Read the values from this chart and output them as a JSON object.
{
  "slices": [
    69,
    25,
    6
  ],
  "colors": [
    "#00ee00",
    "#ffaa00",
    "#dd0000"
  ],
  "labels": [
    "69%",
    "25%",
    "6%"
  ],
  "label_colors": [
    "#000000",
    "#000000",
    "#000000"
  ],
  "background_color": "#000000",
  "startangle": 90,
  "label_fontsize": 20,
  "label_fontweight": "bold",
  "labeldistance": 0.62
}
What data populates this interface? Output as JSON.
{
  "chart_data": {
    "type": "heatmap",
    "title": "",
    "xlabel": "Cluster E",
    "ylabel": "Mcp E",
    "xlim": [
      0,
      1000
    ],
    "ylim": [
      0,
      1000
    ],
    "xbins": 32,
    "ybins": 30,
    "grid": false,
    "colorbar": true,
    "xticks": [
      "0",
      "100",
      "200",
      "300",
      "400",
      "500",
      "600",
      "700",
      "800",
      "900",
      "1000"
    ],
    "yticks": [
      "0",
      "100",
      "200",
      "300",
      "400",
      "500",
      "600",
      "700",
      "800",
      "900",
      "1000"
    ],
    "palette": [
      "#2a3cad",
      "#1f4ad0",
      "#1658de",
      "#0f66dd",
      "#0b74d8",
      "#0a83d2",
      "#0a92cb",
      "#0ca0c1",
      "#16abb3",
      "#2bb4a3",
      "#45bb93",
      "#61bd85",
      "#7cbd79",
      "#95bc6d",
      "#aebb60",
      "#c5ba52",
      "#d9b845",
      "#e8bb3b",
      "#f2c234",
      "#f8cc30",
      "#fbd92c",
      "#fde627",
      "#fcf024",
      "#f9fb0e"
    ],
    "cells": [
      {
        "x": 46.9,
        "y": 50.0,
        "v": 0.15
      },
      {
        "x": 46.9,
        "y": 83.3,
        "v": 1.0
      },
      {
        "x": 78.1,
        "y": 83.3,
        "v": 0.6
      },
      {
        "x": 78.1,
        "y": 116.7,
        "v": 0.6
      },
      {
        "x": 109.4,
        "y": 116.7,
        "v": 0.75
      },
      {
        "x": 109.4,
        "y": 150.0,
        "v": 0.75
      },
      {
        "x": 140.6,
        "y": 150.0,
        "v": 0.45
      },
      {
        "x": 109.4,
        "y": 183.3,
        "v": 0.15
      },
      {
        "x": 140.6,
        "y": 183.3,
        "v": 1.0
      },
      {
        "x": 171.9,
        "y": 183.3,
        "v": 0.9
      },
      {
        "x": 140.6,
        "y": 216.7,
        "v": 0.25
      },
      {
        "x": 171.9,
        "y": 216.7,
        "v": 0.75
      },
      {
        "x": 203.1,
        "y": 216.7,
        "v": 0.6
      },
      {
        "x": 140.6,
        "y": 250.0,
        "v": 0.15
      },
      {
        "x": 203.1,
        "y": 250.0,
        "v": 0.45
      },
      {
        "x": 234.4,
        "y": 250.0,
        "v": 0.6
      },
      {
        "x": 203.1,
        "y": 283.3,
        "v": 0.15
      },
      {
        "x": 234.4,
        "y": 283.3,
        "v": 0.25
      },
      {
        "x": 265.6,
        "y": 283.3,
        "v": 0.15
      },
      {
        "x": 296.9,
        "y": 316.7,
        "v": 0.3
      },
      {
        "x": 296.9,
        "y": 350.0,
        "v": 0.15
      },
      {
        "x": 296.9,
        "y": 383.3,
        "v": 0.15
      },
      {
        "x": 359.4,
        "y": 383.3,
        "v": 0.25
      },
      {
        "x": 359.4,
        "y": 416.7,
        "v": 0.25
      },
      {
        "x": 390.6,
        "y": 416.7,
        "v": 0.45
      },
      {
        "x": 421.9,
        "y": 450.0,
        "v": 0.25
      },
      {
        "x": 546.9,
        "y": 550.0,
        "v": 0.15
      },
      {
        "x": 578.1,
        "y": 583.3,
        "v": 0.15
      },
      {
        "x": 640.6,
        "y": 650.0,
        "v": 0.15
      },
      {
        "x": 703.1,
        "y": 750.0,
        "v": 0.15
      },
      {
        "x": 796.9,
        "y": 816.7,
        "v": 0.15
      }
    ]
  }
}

_Brief_
Where a line in the entries holds "JSON", copy that line.

_Solution for this exercise_
Read the values from this chart and output them as a JSON object.
What data populates this interface? Output as JSON.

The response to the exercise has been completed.